*Exercise task*. Wherever the string "person" appears in the listing, copy that line.

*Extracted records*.
--

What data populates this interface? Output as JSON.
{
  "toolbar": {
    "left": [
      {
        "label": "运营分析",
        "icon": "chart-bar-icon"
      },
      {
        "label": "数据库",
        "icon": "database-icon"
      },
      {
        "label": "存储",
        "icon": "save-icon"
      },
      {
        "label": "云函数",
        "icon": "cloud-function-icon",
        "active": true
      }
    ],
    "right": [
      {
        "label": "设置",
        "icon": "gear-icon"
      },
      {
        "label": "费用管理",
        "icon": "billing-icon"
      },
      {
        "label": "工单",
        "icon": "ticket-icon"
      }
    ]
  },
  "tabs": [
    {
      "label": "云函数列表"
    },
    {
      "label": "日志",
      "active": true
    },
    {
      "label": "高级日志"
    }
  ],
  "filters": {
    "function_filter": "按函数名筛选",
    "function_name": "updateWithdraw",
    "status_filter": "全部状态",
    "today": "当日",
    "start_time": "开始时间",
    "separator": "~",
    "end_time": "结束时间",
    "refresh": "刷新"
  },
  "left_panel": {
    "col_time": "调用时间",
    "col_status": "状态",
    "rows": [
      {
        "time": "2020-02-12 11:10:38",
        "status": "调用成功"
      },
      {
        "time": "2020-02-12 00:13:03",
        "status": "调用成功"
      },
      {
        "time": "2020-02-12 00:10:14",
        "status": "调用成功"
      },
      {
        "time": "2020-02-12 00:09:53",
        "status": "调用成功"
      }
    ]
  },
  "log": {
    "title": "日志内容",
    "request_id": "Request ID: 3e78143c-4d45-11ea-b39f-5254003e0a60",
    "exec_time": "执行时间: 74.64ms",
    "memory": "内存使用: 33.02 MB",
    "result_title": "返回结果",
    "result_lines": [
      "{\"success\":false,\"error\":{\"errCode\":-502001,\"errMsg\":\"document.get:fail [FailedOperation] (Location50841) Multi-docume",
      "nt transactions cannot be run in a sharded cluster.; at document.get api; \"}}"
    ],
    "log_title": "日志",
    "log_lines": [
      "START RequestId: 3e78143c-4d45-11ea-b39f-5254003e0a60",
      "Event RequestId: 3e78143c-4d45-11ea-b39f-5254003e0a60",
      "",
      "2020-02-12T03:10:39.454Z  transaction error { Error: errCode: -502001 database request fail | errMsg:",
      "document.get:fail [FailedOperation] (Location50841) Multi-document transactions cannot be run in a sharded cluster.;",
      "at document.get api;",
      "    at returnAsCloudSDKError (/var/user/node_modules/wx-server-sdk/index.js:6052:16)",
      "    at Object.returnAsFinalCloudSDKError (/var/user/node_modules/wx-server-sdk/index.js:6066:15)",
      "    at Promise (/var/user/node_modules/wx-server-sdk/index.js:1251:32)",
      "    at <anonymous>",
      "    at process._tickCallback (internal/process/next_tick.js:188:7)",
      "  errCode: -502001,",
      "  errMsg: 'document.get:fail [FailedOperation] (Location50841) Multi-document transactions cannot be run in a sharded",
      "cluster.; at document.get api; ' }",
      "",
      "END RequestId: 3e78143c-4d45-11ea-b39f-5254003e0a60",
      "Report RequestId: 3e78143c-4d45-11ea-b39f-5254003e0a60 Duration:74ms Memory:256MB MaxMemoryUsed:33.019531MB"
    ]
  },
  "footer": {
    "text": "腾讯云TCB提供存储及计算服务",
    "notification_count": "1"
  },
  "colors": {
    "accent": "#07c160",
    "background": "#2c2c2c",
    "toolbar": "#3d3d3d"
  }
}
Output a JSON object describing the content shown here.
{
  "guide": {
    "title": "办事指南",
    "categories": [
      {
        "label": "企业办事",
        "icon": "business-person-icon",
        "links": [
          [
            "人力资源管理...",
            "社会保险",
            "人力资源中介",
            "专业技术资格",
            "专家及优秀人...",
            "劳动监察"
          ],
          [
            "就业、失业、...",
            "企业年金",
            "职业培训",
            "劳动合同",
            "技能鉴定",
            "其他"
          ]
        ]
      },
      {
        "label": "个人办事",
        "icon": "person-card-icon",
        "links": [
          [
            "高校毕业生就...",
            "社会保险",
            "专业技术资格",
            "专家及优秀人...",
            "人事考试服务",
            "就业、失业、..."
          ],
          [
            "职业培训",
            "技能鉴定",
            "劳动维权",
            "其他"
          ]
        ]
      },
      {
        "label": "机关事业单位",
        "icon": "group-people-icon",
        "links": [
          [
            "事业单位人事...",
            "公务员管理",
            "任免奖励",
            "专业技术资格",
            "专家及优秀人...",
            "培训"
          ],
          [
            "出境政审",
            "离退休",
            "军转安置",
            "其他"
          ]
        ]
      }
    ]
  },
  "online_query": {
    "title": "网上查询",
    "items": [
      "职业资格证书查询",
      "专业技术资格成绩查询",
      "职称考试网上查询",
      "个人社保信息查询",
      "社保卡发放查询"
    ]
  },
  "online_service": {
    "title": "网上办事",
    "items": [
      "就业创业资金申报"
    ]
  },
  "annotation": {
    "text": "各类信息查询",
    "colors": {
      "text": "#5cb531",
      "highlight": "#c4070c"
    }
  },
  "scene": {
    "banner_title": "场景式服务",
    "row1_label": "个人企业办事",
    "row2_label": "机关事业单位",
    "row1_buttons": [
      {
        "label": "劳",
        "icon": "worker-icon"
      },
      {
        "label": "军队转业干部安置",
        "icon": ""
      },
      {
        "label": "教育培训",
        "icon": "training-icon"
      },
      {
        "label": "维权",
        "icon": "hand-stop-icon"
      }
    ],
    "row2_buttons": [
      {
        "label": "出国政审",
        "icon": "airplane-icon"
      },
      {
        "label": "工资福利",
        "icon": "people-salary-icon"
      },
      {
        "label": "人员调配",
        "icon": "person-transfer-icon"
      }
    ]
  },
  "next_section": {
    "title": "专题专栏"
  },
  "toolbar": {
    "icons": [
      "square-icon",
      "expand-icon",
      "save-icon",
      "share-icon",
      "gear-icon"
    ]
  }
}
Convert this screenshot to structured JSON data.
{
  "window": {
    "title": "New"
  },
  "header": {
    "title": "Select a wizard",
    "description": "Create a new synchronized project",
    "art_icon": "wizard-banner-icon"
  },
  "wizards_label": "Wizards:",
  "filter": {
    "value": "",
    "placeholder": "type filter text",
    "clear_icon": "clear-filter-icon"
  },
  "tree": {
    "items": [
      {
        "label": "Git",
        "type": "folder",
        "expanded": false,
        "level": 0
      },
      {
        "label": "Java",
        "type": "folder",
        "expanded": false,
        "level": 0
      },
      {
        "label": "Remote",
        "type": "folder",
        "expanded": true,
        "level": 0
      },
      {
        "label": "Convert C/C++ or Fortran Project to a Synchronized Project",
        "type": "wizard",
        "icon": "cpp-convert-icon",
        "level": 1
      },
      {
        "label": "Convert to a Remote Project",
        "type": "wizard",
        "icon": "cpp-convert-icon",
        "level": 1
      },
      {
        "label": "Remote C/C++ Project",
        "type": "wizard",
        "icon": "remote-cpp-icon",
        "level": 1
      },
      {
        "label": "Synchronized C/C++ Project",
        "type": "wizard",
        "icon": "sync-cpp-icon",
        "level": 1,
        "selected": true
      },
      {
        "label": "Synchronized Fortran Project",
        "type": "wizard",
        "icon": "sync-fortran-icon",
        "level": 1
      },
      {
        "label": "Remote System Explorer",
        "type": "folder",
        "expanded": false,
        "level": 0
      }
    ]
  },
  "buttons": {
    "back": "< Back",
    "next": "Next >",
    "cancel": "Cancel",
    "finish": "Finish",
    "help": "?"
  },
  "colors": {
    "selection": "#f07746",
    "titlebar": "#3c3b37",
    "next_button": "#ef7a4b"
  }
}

--

*Full output*.
        "icon": "business-person-icon",
        "icon": "person-card-icon",
        "icon": "person-transfer-icon"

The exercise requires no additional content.